**The request**: Keep only the lines that hold the string "this", filtering out the rest of the entries below.

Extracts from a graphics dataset
↓↓↓
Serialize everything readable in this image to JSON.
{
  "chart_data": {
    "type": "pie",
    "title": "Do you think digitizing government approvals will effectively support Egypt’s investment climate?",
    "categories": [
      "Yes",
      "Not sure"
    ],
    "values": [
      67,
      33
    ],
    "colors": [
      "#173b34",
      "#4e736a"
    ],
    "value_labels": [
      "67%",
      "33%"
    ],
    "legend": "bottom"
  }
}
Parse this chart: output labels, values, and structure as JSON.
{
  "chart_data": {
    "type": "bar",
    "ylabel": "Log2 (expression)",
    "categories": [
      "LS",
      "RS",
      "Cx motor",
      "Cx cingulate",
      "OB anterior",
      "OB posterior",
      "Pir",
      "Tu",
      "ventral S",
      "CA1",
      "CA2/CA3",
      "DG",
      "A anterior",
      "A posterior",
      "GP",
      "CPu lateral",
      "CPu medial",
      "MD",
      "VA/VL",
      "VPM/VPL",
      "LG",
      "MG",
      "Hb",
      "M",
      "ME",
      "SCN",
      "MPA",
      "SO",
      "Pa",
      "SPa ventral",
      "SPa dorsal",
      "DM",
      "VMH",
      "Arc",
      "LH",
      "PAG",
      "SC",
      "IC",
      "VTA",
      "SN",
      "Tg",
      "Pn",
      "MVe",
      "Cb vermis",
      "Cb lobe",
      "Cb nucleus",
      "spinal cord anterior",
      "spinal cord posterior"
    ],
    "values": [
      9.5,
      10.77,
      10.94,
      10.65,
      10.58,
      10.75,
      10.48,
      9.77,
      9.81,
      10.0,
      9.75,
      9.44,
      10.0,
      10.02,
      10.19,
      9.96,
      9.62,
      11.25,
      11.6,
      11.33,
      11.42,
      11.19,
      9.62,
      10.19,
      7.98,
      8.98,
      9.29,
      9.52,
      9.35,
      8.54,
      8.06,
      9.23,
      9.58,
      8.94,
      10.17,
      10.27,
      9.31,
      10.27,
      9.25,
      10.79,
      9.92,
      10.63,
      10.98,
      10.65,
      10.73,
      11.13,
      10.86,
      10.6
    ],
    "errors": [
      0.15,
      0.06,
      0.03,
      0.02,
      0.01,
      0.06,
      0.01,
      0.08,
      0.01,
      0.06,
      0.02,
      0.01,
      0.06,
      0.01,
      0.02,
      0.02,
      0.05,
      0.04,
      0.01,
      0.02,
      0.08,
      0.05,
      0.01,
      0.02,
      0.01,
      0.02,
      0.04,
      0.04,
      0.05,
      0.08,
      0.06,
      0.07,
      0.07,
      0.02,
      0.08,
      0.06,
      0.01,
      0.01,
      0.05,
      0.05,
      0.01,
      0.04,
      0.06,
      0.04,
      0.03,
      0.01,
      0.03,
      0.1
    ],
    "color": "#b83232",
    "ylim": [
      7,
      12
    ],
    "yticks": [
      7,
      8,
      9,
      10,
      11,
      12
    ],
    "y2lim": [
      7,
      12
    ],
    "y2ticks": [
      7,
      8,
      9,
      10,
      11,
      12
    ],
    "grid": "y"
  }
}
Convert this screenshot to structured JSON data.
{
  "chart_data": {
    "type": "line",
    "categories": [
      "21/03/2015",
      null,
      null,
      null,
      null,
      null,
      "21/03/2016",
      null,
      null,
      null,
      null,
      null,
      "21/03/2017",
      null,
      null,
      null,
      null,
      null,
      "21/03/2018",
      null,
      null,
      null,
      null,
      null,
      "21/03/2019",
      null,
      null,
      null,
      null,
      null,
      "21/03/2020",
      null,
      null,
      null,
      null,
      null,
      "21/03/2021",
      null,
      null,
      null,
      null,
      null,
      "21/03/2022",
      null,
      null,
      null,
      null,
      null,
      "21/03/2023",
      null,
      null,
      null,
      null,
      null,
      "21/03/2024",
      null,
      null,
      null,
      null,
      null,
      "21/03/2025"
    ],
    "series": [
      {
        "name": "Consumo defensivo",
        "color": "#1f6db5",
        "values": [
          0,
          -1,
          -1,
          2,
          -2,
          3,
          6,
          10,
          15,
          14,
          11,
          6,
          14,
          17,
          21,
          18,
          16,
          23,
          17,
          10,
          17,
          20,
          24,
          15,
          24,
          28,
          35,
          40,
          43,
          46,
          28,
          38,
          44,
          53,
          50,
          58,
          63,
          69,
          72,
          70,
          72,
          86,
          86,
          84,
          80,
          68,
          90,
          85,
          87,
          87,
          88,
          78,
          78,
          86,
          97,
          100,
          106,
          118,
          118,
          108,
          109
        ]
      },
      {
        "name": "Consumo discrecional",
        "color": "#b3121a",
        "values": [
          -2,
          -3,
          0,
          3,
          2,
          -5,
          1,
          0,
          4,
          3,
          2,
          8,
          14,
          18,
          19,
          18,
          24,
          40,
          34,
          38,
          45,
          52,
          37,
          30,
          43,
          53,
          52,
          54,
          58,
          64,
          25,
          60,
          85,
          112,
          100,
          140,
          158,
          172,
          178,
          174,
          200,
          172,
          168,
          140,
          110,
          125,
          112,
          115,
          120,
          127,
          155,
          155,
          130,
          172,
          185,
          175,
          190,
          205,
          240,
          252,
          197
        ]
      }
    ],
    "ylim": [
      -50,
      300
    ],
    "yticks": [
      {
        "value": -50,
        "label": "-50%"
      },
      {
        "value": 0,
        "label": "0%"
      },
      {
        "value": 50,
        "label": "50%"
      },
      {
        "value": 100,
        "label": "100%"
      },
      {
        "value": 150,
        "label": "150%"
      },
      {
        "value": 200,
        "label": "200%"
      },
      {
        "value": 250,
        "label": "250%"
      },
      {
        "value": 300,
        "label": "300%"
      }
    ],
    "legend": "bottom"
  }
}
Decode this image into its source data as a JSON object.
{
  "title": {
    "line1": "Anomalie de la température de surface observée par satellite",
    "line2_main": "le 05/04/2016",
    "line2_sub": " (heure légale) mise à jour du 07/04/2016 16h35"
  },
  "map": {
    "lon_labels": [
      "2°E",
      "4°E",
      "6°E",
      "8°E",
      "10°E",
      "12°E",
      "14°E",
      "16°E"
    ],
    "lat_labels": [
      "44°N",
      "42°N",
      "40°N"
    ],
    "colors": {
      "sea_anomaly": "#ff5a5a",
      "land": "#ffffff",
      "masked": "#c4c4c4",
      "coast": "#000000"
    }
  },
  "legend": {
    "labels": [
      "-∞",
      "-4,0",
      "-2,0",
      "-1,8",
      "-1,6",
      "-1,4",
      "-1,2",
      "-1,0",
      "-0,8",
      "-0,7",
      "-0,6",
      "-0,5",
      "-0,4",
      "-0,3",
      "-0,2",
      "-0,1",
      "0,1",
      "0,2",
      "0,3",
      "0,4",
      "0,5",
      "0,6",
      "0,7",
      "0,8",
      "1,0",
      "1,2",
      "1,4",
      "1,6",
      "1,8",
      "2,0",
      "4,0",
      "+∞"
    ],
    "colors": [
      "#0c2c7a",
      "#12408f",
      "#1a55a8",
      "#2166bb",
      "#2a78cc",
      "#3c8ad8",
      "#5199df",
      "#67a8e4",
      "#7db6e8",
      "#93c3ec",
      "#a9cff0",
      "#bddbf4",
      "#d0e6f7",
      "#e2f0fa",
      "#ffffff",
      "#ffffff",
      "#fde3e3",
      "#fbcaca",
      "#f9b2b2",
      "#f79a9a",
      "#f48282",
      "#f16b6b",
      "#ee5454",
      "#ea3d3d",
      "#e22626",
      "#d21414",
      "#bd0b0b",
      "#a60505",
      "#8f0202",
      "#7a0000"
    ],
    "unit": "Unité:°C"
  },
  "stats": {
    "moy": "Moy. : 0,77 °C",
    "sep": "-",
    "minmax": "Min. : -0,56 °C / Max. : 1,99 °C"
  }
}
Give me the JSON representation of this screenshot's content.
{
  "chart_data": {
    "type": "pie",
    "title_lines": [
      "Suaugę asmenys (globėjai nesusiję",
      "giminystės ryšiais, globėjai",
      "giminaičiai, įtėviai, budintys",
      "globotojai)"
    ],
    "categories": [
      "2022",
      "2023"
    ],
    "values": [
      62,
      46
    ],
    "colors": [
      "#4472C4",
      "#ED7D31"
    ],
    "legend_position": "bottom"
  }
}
↑↑↑
**Correct response**:
Serialize everything readable in this image to JSON.
Parse this chart: output labels, values, and structure as JSON.
Convert this screenshot to structured JSON data.
Decode this image into its source data as a JSON object.
Give me the JSON representation of this screenshot's content.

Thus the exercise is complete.